──────── INPUT RECORDS ────────
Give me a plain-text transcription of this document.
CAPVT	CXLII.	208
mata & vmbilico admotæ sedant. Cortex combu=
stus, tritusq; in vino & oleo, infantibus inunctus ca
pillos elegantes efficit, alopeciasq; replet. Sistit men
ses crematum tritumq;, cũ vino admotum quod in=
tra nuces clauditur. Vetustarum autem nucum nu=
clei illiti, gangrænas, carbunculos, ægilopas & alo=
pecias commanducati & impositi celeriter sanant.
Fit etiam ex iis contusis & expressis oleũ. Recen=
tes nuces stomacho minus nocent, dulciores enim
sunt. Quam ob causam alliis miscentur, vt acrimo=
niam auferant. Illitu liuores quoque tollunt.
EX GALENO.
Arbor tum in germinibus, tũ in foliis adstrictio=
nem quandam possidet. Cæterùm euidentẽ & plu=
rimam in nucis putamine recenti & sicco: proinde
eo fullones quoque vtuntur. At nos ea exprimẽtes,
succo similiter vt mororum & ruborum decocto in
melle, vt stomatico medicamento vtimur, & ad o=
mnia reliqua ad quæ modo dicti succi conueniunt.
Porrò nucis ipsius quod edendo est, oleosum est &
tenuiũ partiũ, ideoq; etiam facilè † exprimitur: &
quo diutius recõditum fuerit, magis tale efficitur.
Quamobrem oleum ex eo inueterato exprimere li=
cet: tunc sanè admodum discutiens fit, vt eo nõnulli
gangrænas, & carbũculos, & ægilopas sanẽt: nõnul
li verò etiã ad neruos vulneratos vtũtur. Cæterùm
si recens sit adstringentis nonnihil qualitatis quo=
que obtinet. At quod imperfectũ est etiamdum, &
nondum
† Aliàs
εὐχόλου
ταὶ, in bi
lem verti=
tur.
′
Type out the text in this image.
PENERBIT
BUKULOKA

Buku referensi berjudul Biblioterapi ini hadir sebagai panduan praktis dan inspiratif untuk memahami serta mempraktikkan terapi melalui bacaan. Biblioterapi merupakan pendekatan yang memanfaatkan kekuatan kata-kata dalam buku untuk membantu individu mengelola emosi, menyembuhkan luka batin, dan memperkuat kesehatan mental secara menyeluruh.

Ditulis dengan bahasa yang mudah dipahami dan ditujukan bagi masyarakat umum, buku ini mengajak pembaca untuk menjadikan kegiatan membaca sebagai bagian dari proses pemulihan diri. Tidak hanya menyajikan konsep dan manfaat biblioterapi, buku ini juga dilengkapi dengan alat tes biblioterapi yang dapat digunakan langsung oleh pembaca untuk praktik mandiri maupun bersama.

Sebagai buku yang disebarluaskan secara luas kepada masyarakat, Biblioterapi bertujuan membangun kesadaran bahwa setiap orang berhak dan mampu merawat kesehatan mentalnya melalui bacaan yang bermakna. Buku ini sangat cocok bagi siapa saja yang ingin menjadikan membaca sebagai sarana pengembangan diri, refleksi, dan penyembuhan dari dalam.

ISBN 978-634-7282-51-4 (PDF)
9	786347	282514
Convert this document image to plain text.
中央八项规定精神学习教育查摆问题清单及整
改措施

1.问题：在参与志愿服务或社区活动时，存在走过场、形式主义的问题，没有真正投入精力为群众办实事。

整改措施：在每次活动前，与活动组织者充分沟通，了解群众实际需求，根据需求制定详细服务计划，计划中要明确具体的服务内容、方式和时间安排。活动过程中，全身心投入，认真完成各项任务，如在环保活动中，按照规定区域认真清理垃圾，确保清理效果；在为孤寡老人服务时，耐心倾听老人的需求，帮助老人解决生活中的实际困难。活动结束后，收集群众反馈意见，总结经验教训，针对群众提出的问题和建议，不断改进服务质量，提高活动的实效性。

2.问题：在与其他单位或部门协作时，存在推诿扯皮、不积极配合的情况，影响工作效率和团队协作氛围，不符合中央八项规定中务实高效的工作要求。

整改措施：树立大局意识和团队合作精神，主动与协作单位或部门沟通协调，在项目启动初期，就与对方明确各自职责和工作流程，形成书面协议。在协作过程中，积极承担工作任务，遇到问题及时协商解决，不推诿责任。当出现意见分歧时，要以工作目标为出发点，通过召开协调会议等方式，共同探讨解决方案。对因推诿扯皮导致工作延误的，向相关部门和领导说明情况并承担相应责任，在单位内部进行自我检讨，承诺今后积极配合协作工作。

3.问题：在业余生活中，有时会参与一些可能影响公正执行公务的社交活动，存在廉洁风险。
────────
Report only the number of lines that hold the string "quod" in this listing.

*COMPLETE RESPONSE*
3